*Task objective*
Filter the lines below, copying only those with the string "name".

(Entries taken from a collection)
# # # # # # #

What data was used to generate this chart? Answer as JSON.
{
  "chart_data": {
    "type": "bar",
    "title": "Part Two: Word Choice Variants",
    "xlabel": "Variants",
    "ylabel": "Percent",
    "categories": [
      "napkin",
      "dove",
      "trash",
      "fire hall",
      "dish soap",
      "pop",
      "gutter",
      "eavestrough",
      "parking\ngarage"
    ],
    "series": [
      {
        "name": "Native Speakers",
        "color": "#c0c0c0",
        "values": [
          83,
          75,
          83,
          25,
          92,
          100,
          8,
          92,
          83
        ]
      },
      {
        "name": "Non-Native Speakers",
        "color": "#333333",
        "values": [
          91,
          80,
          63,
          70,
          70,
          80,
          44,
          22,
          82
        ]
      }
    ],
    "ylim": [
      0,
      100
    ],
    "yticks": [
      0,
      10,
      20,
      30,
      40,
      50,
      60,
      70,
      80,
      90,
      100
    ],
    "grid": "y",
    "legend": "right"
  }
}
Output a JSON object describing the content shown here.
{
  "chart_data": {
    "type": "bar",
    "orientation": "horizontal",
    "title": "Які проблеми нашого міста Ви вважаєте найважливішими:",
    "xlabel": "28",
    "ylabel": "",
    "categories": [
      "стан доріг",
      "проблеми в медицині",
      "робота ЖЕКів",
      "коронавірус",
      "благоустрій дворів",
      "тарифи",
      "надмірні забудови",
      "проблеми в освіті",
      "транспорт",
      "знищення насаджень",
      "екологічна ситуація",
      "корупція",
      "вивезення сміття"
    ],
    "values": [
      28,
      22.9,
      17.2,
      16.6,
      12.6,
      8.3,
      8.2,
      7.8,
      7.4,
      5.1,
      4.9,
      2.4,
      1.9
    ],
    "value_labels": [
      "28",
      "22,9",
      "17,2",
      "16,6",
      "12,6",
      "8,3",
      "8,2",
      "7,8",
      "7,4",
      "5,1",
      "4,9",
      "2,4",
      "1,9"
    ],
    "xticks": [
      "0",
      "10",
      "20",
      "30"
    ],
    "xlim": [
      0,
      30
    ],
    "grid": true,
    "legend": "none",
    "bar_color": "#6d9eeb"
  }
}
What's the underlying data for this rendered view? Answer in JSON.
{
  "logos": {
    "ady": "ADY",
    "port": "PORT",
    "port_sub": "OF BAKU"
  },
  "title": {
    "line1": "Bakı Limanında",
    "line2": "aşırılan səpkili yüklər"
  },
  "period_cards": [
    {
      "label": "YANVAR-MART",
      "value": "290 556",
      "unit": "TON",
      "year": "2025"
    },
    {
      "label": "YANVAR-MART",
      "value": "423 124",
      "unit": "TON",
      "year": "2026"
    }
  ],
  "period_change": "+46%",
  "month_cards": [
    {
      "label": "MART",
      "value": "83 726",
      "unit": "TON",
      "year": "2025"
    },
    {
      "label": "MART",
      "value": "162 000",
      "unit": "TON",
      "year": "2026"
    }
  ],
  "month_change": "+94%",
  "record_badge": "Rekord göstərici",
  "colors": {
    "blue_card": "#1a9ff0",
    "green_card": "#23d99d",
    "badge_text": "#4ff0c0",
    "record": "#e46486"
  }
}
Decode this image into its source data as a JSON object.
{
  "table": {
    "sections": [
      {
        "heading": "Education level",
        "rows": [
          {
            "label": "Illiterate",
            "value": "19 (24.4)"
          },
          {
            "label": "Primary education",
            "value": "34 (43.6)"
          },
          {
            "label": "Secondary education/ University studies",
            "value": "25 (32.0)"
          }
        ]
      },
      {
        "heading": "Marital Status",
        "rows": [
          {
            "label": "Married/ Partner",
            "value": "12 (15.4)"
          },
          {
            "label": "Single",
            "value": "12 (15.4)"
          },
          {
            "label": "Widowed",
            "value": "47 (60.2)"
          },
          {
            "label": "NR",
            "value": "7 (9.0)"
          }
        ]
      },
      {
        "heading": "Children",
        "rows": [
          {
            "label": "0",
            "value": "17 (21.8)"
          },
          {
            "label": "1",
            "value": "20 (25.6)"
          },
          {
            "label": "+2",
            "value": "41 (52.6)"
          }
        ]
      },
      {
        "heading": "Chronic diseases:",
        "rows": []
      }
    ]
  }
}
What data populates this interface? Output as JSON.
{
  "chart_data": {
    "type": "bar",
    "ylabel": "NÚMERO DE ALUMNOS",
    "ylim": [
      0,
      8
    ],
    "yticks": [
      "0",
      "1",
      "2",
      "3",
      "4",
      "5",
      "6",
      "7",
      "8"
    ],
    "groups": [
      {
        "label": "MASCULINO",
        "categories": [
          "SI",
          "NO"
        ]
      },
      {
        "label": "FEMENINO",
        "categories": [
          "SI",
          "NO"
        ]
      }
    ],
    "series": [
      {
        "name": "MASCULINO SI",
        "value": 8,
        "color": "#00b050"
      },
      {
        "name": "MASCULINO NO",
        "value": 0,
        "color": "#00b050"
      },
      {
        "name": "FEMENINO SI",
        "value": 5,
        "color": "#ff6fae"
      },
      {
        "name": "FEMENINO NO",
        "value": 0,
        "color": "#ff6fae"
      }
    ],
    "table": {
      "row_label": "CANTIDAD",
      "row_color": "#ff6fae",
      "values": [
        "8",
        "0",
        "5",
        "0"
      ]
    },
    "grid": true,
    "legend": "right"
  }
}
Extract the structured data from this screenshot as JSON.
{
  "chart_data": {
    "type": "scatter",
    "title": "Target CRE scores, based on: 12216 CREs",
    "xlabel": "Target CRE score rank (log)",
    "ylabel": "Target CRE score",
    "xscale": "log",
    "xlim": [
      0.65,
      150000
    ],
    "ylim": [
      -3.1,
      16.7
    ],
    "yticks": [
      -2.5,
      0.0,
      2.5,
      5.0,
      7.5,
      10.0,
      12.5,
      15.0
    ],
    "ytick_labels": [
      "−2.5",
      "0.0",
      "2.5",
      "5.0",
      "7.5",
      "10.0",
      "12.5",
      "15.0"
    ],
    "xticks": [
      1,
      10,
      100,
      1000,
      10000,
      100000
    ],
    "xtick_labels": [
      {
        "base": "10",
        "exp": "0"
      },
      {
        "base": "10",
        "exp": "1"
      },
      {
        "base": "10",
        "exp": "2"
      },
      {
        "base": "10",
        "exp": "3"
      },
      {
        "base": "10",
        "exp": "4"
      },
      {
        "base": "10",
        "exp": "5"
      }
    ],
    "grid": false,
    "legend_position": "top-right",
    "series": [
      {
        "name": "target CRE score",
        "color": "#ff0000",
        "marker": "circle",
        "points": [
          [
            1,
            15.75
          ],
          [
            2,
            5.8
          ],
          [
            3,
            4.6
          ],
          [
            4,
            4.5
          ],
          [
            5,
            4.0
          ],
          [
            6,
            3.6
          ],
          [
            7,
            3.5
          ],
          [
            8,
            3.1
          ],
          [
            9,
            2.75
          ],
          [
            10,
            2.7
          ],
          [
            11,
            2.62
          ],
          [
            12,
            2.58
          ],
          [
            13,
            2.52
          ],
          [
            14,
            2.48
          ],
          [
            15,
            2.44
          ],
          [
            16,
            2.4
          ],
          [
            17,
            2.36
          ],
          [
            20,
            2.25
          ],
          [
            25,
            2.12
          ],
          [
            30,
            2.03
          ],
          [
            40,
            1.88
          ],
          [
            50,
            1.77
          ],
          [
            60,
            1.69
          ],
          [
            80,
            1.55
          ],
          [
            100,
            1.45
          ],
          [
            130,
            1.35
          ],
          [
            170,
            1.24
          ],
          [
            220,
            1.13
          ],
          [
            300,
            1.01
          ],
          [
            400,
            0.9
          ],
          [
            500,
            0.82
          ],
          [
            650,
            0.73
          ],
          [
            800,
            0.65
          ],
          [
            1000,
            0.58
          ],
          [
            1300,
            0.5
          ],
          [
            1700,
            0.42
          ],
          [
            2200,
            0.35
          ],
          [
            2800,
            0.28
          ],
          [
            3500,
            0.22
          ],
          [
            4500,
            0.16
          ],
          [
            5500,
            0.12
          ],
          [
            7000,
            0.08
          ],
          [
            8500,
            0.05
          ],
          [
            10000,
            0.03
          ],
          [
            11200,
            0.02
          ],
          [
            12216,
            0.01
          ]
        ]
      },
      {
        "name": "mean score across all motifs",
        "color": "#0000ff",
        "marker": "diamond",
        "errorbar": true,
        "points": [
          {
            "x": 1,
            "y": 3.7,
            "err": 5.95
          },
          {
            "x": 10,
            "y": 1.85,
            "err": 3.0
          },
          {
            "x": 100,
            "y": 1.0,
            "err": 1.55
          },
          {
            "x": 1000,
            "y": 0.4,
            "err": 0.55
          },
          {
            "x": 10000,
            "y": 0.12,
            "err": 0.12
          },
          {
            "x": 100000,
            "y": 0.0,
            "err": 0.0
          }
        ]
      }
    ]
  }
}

# # # # # # #

*Written solution*
        "name": "Native Speakers",
        "name": "Non-Native Speakers",
        "name": "MASCULINO SI",
        "name": "MASCULINO NO",
        "name": "FEMENINO SI",
        "name": "FEMENINO NO",
        "name": "target CRE score",
        "name": "mean score across all motifs",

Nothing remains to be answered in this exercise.